Records from a data collection
****************************************
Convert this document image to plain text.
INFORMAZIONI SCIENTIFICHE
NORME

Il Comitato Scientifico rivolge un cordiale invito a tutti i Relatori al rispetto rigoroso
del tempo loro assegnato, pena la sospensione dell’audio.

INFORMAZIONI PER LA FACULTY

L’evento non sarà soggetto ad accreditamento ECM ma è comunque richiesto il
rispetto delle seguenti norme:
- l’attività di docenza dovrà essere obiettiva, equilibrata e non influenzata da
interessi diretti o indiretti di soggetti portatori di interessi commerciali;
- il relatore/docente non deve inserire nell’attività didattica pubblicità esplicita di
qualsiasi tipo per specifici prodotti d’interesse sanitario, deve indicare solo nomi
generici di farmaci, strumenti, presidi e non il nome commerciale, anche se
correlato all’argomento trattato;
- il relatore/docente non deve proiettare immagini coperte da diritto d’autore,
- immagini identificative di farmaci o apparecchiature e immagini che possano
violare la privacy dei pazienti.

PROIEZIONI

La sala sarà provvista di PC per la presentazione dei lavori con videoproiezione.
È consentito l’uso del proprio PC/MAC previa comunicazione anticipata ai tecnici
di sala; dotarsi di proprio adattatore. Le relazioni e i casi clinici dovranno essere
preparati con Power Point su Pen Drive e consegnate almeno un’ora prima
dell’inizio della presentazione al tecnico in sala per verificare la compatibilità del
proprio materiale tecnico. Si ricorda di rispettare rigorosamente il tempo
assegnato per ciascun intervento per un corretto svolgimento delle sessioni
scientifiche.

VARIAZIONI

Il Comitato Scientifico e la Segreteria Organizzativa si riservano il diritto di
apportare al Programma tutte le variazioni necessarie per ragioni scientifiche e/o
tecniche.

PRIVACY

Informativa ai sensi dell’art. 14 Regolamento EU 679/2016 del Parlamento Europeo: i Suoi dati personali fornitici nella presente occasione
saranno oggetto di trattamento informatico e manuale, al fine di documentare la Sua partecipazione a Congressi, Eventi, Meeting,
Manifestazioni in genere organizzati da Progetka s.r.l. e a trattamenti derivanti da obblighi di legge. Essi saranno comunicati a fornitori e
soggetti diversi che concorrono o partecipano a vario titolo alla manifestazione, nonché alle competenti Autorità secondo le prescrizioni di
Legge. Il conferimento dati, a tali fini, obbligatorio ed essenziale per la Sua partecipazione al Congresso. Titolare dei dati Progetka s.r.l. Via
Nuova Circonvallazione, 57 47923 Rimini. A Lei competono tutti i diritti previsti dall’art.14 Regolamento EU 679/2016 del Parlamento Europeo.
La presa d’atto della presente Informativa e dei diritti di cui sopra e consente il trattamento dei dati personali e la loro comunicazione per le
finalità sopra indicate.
****************************************
**STATED EXERCISE:**
Scan the records above for the string "immagini", then report every line that contains it.

**EXERCISE RESULT:**
- il relatore/docente non deve proiettare immagini coperte da diritto d’autore,
- immagini identificative di farmaci o apparecchiature e immagini che possano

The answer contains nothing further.